» SOURCE RECORDS:

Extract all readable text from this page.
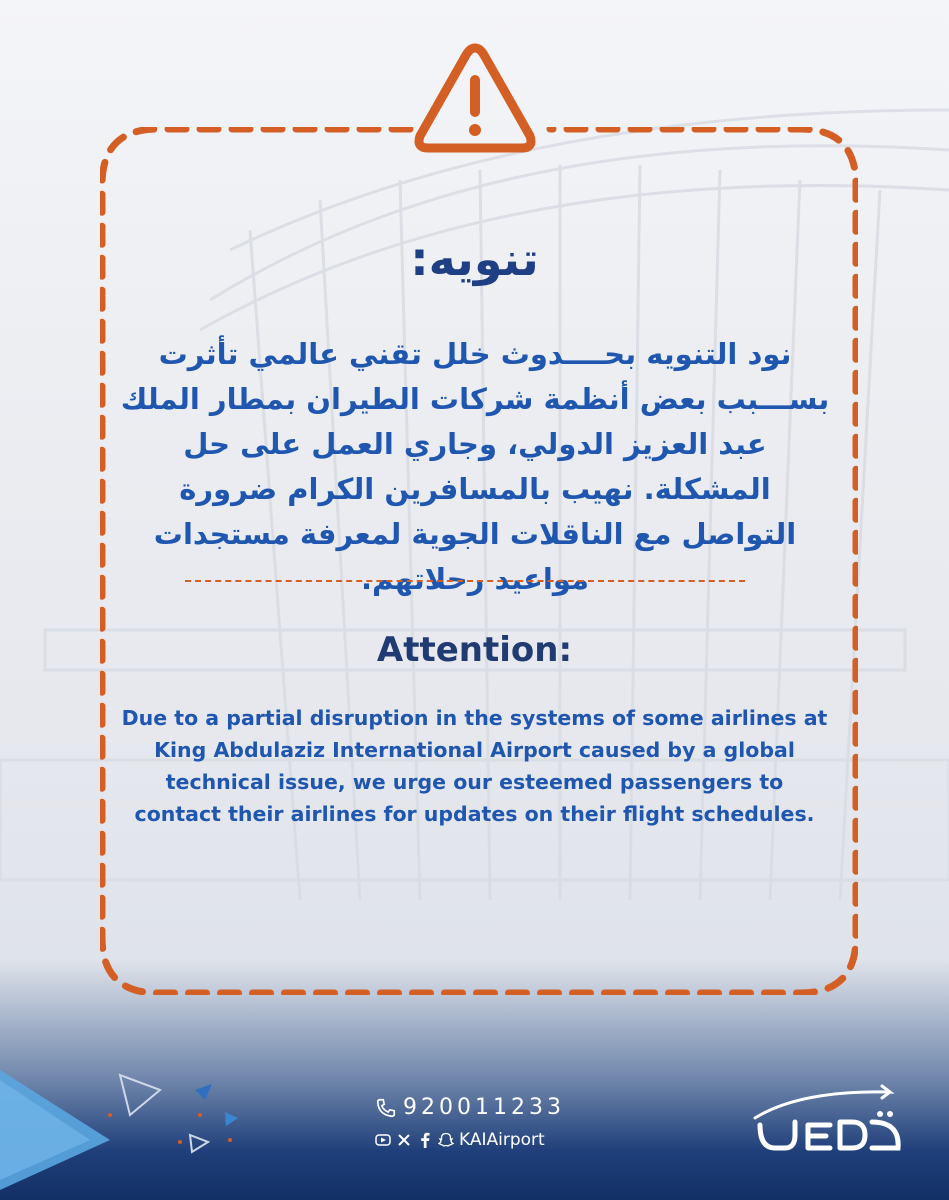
تنويه:
نود التنويه بحــــدوث خلل تقني عالمي تأثرت بســـبب بعض أنظمة شركات الطيران بمطار الملك عبد العزيز الدولي، وجاري العمل على حل المشكلة. نهيب بالمسافرين الكرام ضرورة التواصل مع الناقلات الجوية لمعرفة مستجدات مواعيد رحلاتهم.
Attention:
Due to a partial disruption in the systems of some airlines at King Abdulaziz International Airport caused by a global technical issue, we urge our esteemed passengers to contact their airlines for updates on their flight schedules.
920011233
KAIAirport
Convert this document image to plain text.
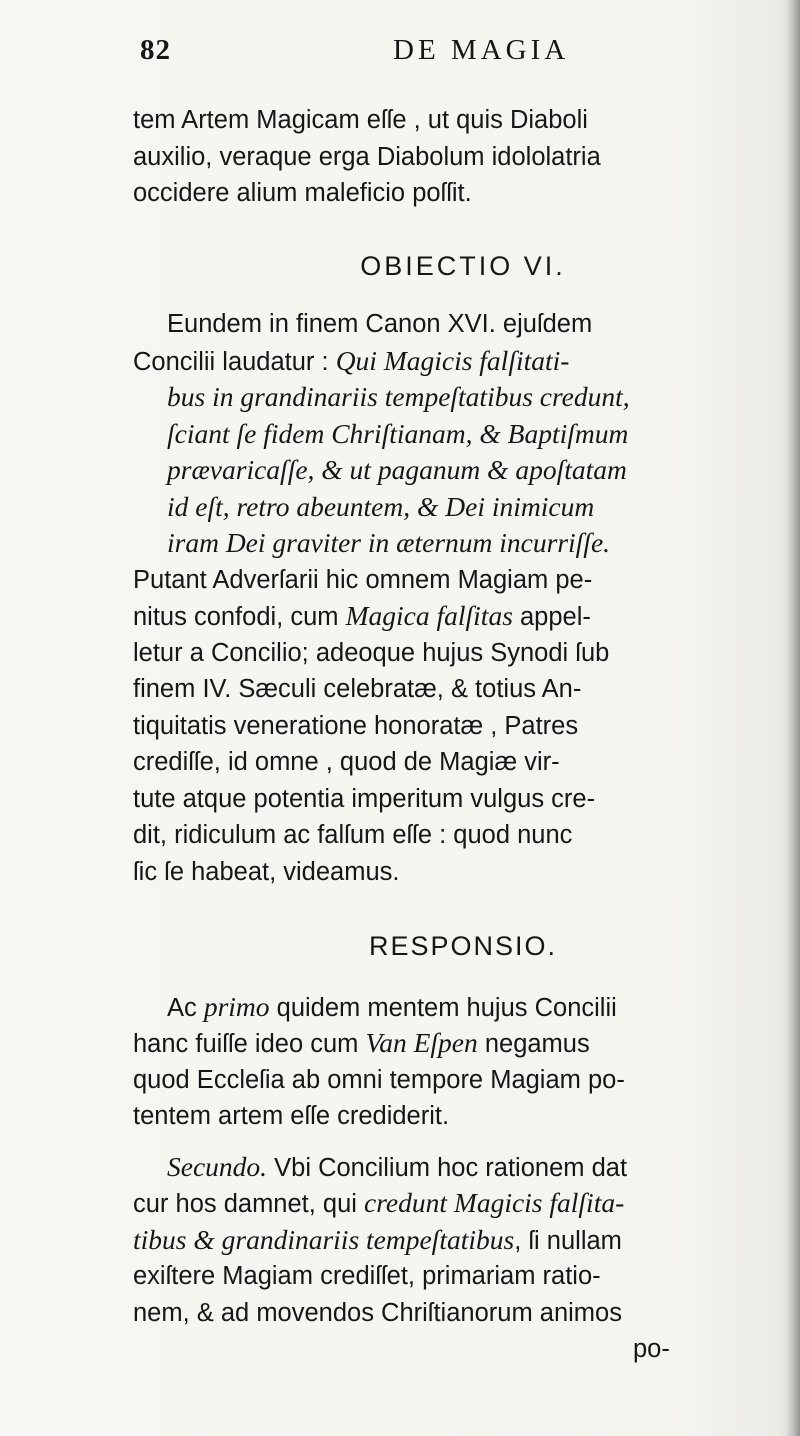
82	DE MAGIA
tem Artem Magicam eſſe , ut quis Diaboli
auxilio, veraque erga Diabolum idololatria
occidere alium maleficio poſſit.
OBIECTIO VI.
Eundem in finem Canon XVI. ejuſdem
Concilii laudatur : Qui Magicis falſitati-
bus in grandinariis tempeſtatibus credunt,
ſciant ſe fidem Chriſtianam, & Baptiſmum
prævaricaſſe, & ut paganum & apoſtatam
id eſt, retro abeuntem, & Dei inimicum
iram Dei graviter in æternum incurriſſe.
Putant Adverſarii hic omnem Magiam pe-
nitus confodi, cum Magica falſitas appel-
letur a Concilio; adeoque hujus Synodi ſub
finem IV. Sæculi celebratæ, & totius An-
tiquitatis veneratione honoratæ , Patres
crediſſe, id omne , quod de Magiæ vir-
tute atque potentia imperitum vulgus cre-
dit, ridiculum ac falſum eſſe : quod nunc
ſic ſe habeat, videamus.
RESPONSIO.
Ac primo quidem mentem hujus Concilii
hanc fuiſſe ideo cum Van Eſpen negamus
quod Eccleſia ab omni tempore Magiam po-
tentem artem eſſe crediderit.
Secundo. Vbi Concilium hoc rationem dat
cur hos damnet, qui credunt Magicis falſita-
tibus & grandinariis tempeſtatibus, ſi nullam
exiſtere Magiam crediſſet, primariam ratio-
nem, & ad movendos Chriſtianorum animos
po-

» EXERCISE INSTRUCTIONS:
Restate each of the entries above word for word and skip every image.

» EXPECTED ANSWER:
Extract all readable text from this page.
تنويه:
نود التنويه بحــــدوث خلل تقني عالمي تأثرت بســـبب بعض أنظمة شركات الطيران بمطار الملك عبد العزيز الدولي، وجاري العمل على حل المشكلة. نهيب بالمسافرين الكرام ضرورة التواصل مع الناقلات الجوية لمعرفة مستجدات مواعيد رحلاتهم.
Attention:
Due to a partial disruption in the systems of some airlines at King Abdulaziz International Airport caused by a global technical issue, we urge our esteemed passengers to contact their airlines for updates on their flight schedules.
920011233
KAIAirport
Convert this document image to plain text.
82	DE MAGIA
tem Artem Magicam eſſe , ut quis Diaboli
auxilio, veraque erga Diabolum idololatria
occidere alium maleficio poſſit.
OBIECTIO VI.
Eundem in finem Canon XVI. ejuſdem
Concilii laudatur : Qui Magicis falſitati-
bus in grandinariis tempeſtatibus credunt,
ſciant ſe fidem Chriſtianam, & Baptiſmum
prævaricaſſe, & ut paganum & apoſtatam
id eſt, retro abeuntem, & Dei inimicum
iram Dei graviter in æternum incurriſſe.
Putant Adverſarii hic omnem Magiam pe-
nitus confodi, cum Magica falſitas appel-
letur a Concilio; adeoque hujus Synodi ſub
finem IV. Sæculi celebratæ, & totius An-
tiquitatis veneratione honoratæ , Patres
crediſſe, id omne , quod de Magiæ vir-
tute atque potentia imperitum vulgus cre-
dit, ridiculum ac falſum eſſe : quod nunc
ſic ſe habeat, videamus.
RESPONSIO.
Ac primo quidem mentem hujus Concilii
hanc fuiſſe ideo cum Van Eſpen negamus
quod Eccleſia ab omni tempore Magiam po-
tentem artem eſſe crediderit.
Secundo. Vbi Concilium hoc rationem dat
cur hos damnet, qui credunt Magicis falſita-
tibus & grandinariis tempeſtatibus, ſi nullam
exiſtere Magiam crediſſet, primariam ratio-
nem, & ad movendos Chriſtianorum animos
po-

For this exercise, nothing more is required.